§ **Exercise**
Give the listing again exactly, omitting its images.

--- begin Listed entries ---

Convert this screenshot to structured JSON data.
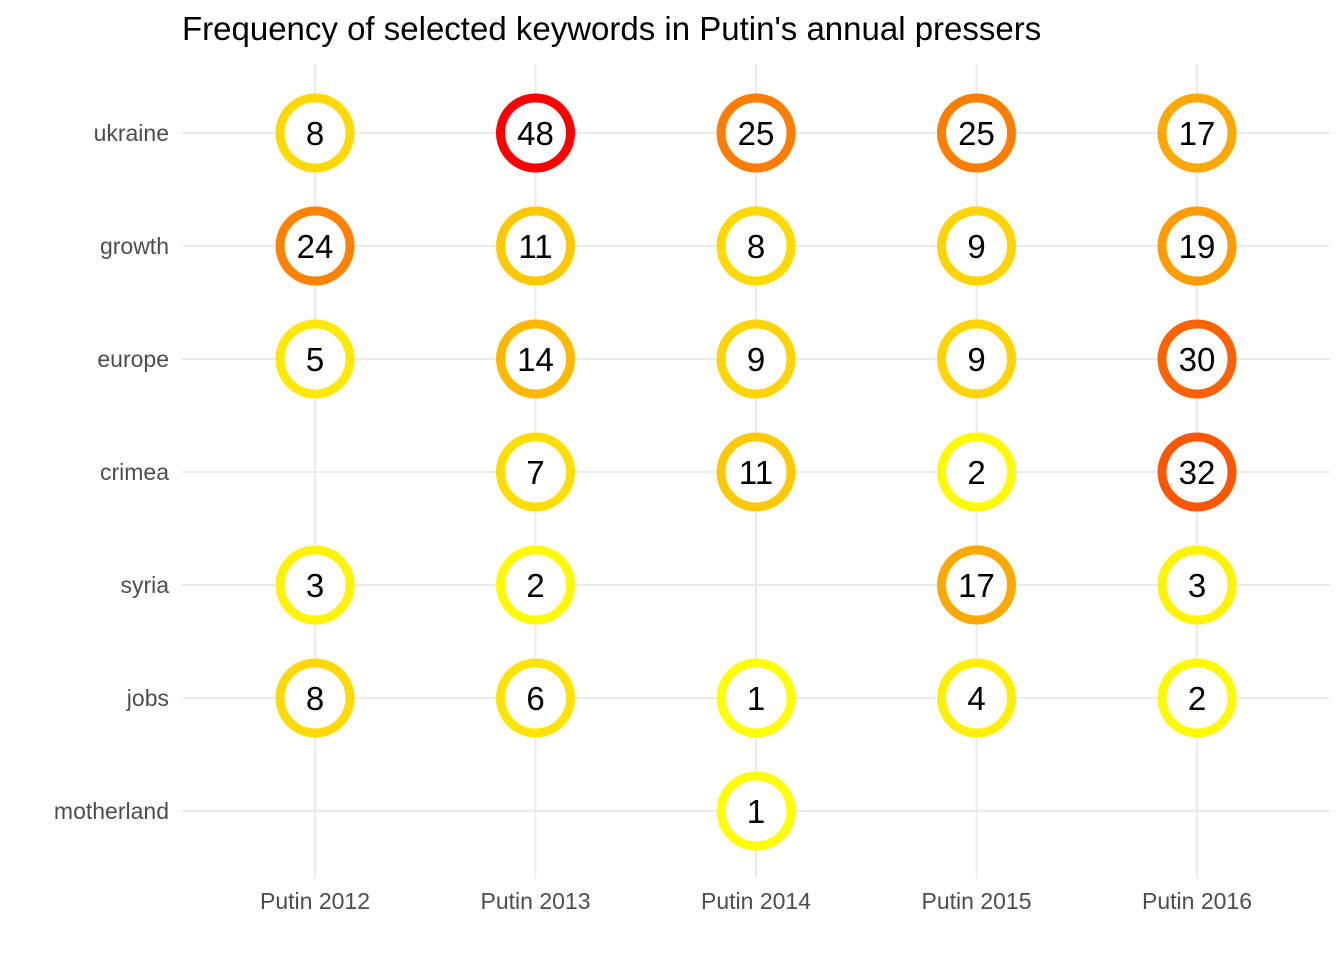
{
  "chart_data": {
    "type": "scatter",
    "title": "Frequency of selected keywords in Putin's annual pressers",
    "xlabel": "",
    "ylabel": "",
    "x_categories": [
      "Putin 2012",
      "Putin 2013",
      "Putin 2014",
      "Putin 2015",
      "Putin 2016"
    ],
    "y_categories": [
      "ukraine",
      "growth",
      "europe",
      "crimea",
      "syria",
      "jobs",
      "motherland"
    ],
    "grid": true,
    "legend": "none",
    "color_scale": {
      "low": "#ffff00",
      "high": "#ff0000",
      "domain": [
        1,
        48
      ]
    },
    "points": [
      {
        "x": "Putin 2012",
        "y": "ukraine",
        "value": 8
      },
      {
        "x": "Putin 2013",
        "y": "ukraine",
        "value": 48
      },
      {
        "x": "Putin 2014",
        "y": "ukraine",
        "value": 25
      },
      {
        "x": "Putin 2015",
        "y": "ukraine",
        "value": 25
      },
      {
        "x": "Putin 2016",
        "y": "ukraine",
        "value": 17
      },
      {
        "x": "Putin 2012",
        "y": "growth",
        "value": 24
      },
      {
        "x": "Putin 2013",
        "y": "growth",
        "value": 11
      },
      {
        "x": "Putin 2014",
        "y": "growth",
        "value": 8
      },
      {
        "x": "Putin 2015",
        "y": "growth",
        "value": 9
      },
      {
        "x": "Putin 2016",
        "y": "growth",
        "value": 19
      },
      {
        "x": "Putin 2012",
        "y": "europe",
        "value": 5
      },
      {
        "x": "Putin 2013",
        "y": "europe",
        "value": 14
      },
      {
        "x": "Putin 2014",
        "y": "europe",
        "value": 9
      },
      {
        "x": "Putin 2015",
        "y": "europe",
        "value": 9
      },
      {
        "x": "Putin 2016",
        "y": "europe",
        "value": 30
      },
      {
        "x": "Putin 2013",
        "y": "crimea",
        "value": 7
      },
      {
        "x": "Putin 2014",
        "y": "crimea",
        "value": 11
      },
      {
        "x": "Putin 2015",
        "y": "crimea",
        "value": 2
      },
      {
        "x": "Putin 2016",
        "y": "crimea",
        "value": 32
      },
      {
        "x": "Putin 2012",
        "y": "syria",
        "value": 3
      },
      {
        "x": "Putin 2013",
        "y": "syria",
        "value": 2
      },
      {
        "x": "Putin 2015",
        "y": "syria",
        "value": 17
      },
      {
        "x": "Putin 2016",
        "y": "syria",
        "value": 3
      },
      {
        "x": "Putin 2012",
        "y": "jobs",
        "value": 8
      },
      {
        "x": "Putin 2013",
        "y": "jobs",
        "value": 6
      },
      {
        "x": "Putin 2014",
        "y": "jobs",
        "value": 1
      },
      {
        "x": "Putin 2015",
        "y": "jobs",
        "value": 4
      },
      {
        "x": "Putin 2016",
        "y": "jobs",
        "value": 2
      },
      {
        "x": "Putin 2014",
        "y": "motherland",
        "value": 1
      }
    ]
  }
}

--- end Listed entries ---

§ **Output for this exercise**
Convert this screenshot to structured JSON data.
{
  "chart_data": {
    "type": "scatter",
    "title": "Frequency of selected keywords in Putin's annual pressers",
    "xlabel": "",
    "ylabel": "",
    "x_categories": [
      "Putin 2012",
      "Putin 2013",
      "Putin 2014",
      "Putin 2015",
      "Putin 2016"
    ],
    "y_categories": [
      "ukraine",
      "growth",
      "europe",
      "crimea",
      "syria",
      "jobs",
      "motherland"
    ],
    "grid": true,
    "legend": "none",
    "color_scale": {
      "low": "#ffff00",
      "high": "#ff0000",
      "domain": [
        1,
        48
      ]
    },
    "points": [
      {
        "x": "Putin 2012",
        "y": "ukraine",
        "value": 8
      },
      {
        "x": "Putin 2013",
        "y": "ukraine",
        "value": 48
      },
      {
        "x": "Putin 2014",
        "y": "ukraine",
        "value": 25
      },
      {
        "x": "Putin 2015",
        "y": "ukraine",
        "value": 25
      },
      {
        "x": "Putin 2016",
        "y": "ukraine",
        "value": 17
      },
      {
        "x": "Putin 2012",
        "y": "growth",
        "value": 24
      },
      {
        "x": "Putin 2013",
        "y": "growth",
        "value": 11
      },
      {
        "x": "Putin 2014",
        "y": "growth",
        "value": 8
      },
      {
        "x": "Putin 2015",
        "y": "growth",
        "value": 9
      },
      {
        "x": "Putin 2016",
        "y": "growth",
        "value": 19
      },
      {
        "x": "Putin 2012",
        "y": "europe",
        "value": 5
      },
      {
        "x": "Putin 2013",
        "y": "europe",
        "value": 14
      },
      {
        "x": "Putin 2014",
        "y": "europe",
        "value": 9
      },
      {
        "x": "Putin 2015",
        "y": "europe",
        "value": 9
      },
      {
        "x": "Putin 2016",
        "y": "europe",
        "value": 30
      },
      {
        "x": "Putin 2013",
        "y": "crimea",
        "value": 7
      },
      {
        "x": "Putin 2014",
        "y": "crimea",
        "value": 11
      },
      {
        "x": "Putin 2015",
        "y": "crimea",
        "value": 2
      },
      {
        "x": "Putin 2016",
        "y": "crimea",
        "value": 32
      },
      {
        "x": "Putin 2012",
        "y": "syria",
        "value": 3
      },
      {
        "x": "Putin 2013",
        "y": "syria",
        "value": 2
      },
      {
        "x": "Putin 2015",
        "y": "syria",
        "value": 17
      },
      {
        "x": "Putin 2016",
        "y": "syria",
        "value": 3
      },
      {
        "x": "Putin 2012",
        "y": "jobs",
        "value": 8
      },
      {
        "x": "Putin 2013",
        "y": "jobs",
        "value": 6
      },
      {
        "x": "Putin 2014",
        "y": "jobs",
        "value": 1
      },
      {
        "x": "Putin 2015",
        "y": "jobs",
        "value": 4
      },
      {
        "x": "Putin 2016",
        "y": "jobs",
        "value": 2
      },
      {
        "x": "Putin 2014",
        "y": "motherland",
        "value": 1
      }
    ]
  }
}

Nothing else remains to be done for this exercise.